Exercise requirements:
Search the data for the word "leveling". Reproduce every line where it is found.

** start of Entries supplied **

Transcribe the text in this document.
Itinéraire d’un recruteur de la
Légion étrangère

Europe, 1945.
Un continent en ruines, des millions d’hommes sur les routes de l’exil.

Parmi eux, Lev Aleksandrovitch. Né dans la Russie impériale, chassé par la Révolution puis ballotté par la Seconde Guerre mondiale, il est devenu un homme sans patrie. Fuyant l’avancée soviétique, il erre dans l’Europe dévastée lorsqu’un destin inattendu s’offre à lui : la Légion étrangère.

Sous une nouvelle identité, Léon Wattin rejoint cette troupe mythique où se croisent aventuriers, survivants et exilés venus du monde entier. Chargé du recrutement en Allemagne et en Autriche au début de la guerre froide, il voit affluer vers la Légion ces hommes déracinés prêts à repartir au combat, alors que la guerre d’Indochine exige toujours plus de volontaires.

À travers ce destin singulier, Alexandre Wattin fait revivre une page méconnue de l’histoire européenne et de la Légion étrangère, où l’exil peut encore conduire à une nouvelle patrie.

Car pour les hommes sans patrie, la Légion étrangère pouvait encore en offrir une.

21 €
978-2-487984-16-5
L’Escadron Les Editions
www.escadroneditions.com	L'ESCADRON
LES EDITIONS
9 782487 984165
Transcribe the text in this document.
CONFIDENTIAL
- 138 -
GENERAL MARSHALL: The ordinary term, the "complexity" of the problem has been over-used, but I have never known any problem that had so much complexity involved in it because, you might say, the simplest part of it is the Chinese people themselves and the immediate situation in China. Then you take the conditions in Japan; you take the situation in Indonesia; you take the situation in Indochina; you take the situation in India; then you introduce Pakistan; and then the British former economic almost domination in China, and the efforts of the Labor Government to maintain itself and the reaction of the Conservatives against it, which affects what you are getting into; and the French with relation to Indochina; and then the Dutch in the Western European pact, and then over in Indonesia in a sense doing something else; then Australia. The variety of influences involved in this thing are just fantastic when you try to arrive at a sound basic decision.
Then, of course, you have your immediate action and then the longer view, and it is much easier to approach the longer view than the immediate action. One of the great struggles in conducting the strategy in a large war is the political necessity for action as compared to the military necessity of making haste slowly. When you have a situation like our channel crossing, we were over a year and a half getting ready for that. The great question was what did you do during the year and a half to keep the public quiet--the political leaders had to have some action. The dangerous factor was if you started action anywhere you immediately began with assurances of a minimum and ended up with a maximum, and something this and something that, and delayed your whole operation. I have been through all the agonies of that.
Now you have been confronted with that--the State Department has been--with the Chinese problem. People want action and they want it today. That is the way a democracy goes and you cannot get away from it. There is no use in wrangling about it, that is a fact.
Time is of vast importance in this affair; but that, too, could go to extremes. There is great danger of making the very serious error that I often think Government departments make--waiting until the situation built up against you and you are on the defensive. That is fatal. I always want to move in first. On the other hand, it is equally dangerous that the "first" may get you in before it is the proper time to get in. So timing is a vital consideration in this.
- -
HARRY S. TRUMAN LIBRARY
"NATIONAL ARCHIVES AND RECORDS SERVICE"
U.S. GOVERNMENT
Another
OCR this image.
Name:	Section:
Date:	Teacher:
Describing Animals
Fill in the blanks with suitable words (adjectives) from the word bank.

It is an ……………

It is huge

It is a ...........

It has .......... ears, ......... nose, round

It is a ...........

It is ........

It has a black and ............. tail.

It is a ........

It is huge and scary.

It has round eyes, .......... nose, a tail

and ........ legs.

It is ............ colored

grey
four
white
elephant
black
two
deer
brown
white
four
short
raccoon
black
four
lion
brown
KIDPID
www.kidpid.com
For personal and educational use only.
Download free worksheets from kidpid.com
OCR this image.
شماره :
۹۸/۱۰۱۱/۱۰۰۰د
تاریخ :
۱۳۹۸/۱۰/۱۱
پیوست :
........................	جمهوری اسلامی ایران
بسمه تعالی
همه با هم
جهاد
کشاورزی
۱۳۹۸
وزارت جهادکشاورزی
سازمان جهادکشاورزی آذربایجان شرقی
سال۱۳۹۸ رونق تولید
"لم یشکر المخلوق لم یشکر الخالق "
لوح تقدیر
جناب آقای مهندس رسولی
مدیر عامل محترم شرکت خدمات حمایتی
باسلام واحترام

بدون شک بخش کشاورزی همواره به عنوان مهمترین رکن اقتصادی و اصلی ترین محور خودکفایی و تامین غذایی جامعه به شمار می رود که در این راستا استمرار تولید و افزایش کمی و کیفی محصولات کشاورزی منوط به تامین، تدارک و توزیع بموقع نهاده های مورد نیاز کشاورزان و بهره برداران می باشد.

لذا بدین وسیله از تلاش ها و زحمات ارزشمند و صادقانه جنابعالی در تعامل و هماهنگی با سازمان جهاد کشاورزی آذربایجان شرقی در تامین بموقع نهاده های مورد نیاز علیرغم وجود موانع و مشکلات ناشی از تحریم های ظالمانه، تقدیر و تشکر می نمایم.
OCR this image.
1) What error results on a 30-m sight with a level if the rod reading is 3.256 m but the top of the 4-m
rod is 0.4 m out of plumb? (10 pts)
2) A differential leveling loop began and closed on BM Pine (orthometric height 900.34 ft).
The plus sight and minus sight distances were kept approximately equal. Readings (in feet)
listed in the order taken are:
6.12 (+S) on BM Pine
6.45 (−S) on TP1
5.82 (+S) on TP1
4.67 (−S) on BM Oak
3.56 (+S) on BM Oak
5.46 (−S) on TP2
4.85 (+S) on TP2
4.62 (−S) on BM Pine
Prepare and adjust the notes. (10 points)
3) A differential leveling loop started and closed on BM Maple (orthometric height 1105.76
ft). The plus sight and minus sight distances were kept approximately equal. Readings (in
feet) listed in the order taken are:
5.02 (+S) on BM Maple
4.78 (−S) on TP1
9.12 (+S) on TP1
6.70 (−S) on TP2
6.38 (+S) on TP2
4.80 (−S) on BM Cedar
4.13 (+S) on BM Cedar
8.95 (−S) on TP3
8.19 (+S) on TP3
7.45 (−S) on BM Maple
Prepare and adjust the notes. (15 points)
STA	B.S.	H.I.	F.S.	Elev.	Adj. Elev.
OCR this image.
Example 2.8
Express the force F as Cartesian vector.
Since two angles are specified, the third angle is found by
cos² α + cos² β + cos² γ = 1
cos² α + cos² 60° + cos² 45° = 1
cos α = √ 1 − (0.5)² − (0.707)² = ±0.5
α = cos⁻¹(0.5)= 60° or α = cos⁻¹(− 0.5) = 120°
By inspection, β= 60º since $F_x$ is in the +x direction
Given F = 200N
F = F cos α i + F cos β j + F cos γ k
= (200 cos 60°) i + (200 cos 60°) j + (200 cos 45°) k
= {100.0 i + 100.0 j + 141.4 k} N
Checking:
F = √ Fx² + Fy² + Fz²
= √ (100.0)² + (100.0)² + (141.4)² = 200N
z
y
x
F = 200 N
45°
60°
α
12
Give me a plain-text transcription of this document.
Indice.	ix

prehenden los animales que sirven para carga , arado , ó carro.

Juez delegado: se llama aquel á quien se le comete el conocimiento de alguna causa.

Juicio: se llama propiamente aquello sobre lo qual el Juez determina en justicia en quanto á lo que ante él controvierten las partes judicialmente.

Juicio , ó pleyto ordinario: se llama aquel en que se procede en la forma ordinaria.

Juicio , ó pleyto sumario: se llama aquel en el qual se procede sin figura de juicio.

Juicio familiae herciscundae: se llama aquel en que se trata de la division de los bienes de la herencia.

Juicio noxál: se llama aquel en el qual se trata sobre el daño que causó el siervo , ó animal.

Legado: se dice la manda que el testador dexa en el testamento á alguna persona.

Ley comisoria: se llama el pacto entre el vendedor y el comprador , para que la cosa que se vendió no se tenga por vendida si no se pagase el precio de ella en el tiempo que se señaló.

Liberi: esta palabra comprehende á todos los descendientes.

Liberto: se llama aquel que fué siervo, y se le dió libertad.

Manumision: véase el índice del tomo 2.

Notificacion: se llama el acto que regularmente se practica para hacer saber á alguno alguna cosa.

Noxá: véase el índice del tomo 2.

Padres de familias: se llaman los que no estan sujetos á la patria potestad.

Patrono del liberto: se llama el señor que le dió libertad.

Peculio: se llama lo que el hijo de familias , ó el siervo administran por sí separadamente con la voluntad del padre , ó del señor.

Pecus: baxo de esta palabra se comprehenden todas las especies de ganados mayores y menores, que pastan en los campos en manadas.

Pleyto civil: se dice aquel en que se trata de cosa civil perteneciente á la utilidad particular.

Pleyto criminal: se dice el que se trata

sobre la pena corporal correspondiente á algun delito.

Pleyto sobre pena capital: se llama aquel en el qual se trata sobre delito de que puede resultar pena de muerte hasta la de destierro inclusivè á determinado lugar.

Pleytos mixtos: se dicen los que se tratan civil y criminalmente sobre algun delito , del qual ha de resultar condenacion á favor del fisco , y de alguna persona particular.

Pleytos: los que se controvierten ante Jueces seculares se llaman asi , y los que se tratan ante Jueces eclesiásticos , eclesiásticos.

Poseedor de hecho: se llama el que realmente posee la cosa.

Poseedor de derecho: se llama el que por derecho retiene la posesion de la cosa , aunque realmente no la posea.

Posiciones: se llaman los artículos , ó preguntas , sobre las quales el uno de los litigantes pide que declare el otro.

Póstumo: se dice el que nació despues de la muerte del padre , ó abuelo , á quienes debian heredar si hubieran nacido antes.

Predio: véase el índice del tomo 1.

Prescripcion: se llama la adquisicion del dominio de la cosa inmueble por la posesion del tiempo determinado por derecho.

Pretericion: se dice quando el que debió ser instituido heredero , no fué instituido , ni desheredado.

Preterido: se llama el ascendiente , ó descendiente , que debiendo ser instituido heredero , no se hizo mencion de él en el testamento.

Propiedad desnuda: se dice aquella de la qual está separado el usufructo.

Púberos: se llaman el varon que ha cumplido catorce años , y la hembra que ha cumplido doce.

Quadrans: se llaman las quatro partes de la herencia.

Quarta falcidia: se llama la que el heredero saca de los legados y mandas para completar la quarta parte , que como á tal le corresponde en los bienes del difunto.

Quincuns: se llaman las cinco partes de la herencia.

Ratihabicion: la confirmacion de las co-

** end of Entries supplied **

Exercise response:
2) A differential leveling loop began and closed on BM Pine (orthometric height 900.34 ft).
3) A differential leveling loop started and closed on BM Maple (orthometric height 1105.76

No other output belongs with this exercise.